• [Task instructions]: Copy out each line of the material below with no changes.

Dataset excerpt:

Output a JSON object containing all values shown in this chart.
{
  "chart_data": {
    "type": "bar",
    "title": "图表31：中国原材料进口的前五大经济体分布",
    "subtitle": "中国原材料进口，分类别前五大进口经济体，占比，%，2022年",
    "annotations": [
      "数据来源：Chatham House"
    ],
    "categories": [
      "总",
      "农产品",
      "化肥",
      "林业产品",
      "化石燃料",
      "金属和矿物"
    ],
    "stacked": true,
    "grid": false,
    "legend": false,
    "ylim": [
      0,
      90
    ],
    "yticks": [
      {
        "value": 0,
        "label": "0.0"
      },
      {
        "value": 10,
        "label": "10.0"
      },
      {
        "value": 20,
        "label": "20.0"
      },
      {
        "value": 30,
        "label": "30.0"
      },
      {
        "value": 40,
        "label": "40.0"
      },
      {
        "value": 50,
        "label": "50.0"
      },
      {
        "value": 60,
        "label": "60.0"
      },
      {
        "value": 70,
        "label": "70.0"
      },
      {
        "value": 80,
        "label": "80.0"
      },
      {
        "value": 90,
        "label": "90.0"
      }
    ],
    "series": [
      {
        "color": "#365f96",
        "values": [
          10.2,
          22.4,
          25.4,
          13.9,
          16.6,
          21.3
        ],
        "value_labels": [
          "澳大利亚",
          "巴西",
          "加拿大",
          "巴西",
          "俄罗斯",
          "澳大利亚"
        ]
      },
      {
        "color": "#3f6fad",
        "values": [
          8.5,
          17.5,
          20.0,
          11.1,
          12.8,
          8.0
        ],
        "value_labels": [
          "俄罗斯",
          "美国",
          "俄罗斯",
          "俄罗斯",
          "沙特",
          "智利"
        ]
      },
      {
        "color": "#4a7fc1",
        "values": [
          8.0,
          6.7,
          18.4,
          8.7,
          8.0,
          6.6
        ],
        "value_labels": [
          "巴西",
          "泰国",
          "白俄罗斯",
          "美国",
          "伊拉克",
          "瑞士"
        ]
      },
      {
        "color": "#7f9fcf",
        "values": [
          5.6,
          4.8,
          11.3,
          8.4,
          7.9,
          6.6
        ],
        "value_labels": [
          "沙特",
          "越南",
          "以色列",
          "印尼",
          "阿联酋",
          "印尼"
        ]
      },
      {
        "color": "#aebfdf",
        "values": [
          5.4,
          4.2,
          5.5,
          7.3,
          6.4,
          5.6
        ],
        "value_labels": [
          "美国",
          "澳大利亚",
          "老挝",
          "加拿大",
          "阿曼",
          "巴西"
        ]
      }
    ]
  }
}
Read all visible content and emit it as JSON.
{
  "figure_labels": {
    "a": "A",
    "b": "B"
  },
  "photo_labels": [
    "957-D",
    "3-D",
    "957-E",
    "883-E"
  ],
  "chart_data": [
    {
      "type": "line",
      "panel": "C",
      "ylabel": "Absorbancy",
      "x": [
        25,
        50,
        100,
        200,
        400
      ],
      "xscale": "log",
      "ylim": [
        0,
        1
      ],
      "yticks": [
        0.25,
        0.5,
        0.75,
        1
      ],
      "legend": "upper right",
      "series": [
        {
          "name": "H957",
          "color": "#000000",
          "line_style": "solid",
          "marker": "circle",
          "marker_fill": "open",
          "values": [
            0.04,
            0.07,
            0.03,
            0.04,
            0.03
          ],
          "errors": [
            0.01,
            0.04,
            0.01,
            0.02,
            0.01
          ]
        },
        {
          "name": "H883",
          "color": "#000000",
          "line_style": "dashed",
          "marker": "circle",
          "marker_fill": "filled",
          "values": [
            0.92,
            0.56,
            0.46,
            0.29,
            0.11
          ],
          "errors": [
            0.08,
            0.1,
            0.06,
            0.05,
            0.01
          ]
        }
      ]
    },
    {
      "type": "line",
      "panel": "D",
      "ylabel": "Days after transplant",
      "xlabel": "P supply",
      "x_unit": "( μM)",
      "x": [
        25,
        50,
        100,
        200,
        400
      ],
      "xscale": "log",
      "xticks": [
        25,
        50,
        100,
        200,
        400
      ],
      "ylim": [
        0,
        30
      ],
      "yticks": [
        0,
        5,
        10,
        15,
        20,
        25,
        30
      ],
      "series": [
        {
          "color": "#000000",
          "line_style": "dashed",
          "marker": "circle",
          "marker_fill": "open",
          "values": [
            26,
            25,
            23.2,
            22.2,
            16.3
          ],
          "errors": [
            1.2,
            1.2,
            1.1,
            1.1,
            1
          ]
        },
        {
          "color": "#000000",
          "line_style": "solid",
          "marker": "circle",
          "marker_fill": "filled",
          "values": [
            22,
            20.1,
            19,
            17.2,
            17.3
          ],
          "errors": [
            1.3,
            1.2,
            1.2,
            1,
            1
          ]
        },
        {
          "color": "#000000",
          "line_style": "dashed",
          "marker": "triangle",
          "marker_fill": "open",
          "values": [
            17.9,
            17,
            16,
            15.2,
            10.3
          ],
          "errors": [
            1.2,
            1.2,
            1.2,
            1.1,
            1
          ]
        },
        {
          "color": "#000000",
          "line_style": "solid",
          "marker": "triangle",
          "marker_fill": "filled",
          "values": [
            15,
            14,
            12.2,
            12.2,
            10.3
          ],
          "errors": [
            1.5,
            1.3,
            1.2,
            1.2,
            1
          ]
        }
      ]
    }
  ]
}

• [Full output]:
Output a JSON object containing all values shown in this chart.
{
  "chart_data": {
    "type": "bar",
    "title": "图表31：中国原材料进口的前五大经济体分布",
    "subtitle": "中国原材料进口，分类别前五大进口经济体，占比，%，2022年",
    "annotations": [
      "数据来源：Chatham House"
    ],
    "categories": [
      "总",
      "农产品",
      "化肥",
      "林业产品",
      "化石燃料",
      "金属和矿物"
    ],
    "stacked": true,
    "grid": false,
    "legend": false,
    "ylim": [
      0,
      90
    ],
    "yticks": [
      {
        "value": 0,
        "label": "0.0"
      },
      {
        "value": 10,
        "label": "10.0"
      },
      {
        "value": 20,
        "label": "20.0"
      },
      {
        "value": 30,
        "label": "30.0"
      },
      {
        "value": 40,
        "label": "40.0"
      },
      {
        "value": 50,
        "label": "50.0"
      },
      {
        "value": 60,
        "label": "60.0"
      },
      {
        "value": 70,
        "label": "70.0"
      },
      {
        "value": 80,
        "label": "80.0"
      },
      {
        "value": 90,
        "label": "90.0"
      }
    ],
    "series": [
      {
        "color": "#365f96",
        "values": [
          10.2,
          22.4,
          25.4,
          13.9,
          16.6,
          21.3
        ],
        "value_labels": [
          "澳大利亚",
          "巴西",
          "加拿大",
          "巴西",
          "俄罗斯",
          "澳大利亚"
        ]
      },
      {
        "color": "#3f6fad",
        "values": [
          8.5,
          17.5,
          20.0,
          11.1,
          12.8,
          8.0
        ],
        "value_labels": [
          "俄罗斯",
          "美国",
          "俄罗斯",
          "俄罗斯",
          "沙特",
          "智利"
        ]
      },
      {
        "color": "#4a7fc1",
        "values": [
          8.0,
          6.7,
          18.4,
          8.7,
          8.0,
          6.6
        ],
        "value_labels": [
          "巴西",
          "泰国",
          "白俄罗斯",
          "美国",
          "伊拉克",
          "瑞士"
        ]
      },
      {
        "color": "#7f9fcf",
        "values": [
          5.6,
          4.8,
          11.3,
          8.4,
          7.9,
          6.6
        ],
        "value_labels": [
          "沙特",
          "越南",
          "以色列",
          "印尼",
          "阿联酋",
          "印尼"
        ]
      },
      {
        "color": "#aebfdf",
        "values": [
          5.4,
          4.2,
          5.5,
          7.3,
          6.4,
          5.6
        ],
        "value_labels": [
          "美国",
          "澳大利亚",
          "老挝",
          "加拿大",
          "阿曼",
          "巴西"
        ]
      }
    ]
  }
}
Read all visible content and emit it as JSON.
{
  "figure_labels": {
    "a": "A",
    "b": "B"
  },
  "photo_labels": [
    "957-D",
    "3-D",
    "957-E",
    "883-E"
  ],
  "chart_data": [
    {
      "type": "line",
      "panel": "C",
      "ylabel": "Absorbancy",
      "x": [
        25,
        50,
        100,
        200,
        400
      ],
      "xscale": "log",
      "ylim": [
        0,
        1
      ],
      "yticks": [
        0.25,
        0.5,
        0.75,
        1
      ],
      "legend": "upper right",
      "series": [
        {
          "name": "H957",
          "color": "#000000",
          "line_style": "solid",
          "marker": "circle",
          "marker_fill": "open",
          "values": [
            0.04,
            0.07,
            0.03,
            0.04,
            0.03
          ],
          "errors": [
            0.01,
            0.04,
            0.01,
            0.02,
            0.01
          ]
        },
        {
          "name": "H883",
          "color": "#000000",
          "line_style": "dashed",
          "marker": "circle",
          "marker_fill": "filled",
          "values": [
            0.92,
            0.56,
            0.46,
            0.29,
            0.11
          ],
          "errors": [
            0.08,
            0.1,
            0.06,
            0.05,
            0.01
          ]
        }
      ]
    },
    {
      "type": "line",
      "panel": "D",
      "ylabel": "Days after transplant",
      "xlabel": "P supply",
      "x_unit": "( μM)",
      "x": [
        25,
        50,
        100,
        200,
        400
      ],
      "xscale": "log",
      "xticks": [
        25,
        50,
        100,
        200,
        400
      ],
      "ylim": [
        0,
        30
      ],
      "yticks": [
        0,
        5,
        10,
        15,
        20,
        25,
        30
      ],
      "series": [
        {
          "color": "#000000",
          "line_style": "dashed",
          "marker": "circle",
          "marker_fill": "open",
          "values": [
            26,
            25,
            23.2,
            22.2,
            16.3
          ],
          "errors": [
            1.2,
            1.2,
            1.1,
            1.1,
            1
          ]
        },
        {
          "color": "#000000",
          "line_style": "solid",
          "marker": "circle",
          "marker_fill": "filled",
          "values": [
            22,
            20.1,
            19,
            17.2,
            17.3
          ],
          "errors": [
            1.3,
            1.2,
            1.2,
            1,
            1
          ]
        },
        {
          "color": "#000000",
          "line_style": "dashed",
          "marker": "triangle",
          "marker_fill": "open",
          "values": [
            17.9,
            17,
            16,
            15.2,
            10.3
          ],
          "errors": [
            1.2,
            1.2,
            1.2,
            1.1,
            1
          ]
        },
        {
          "color": "#000000",
          "line_style": "solid",
          "marker": "triangle",
          "marker_fill": "filled",
          "values": [
            15,
            14,
            12.2,
            12.2,
            10.3
          ],
          "errors": [
            1.5,
            1.3,
            1.2,
            1.2,
            1
          ]
        }
      ]
    }
  ]
}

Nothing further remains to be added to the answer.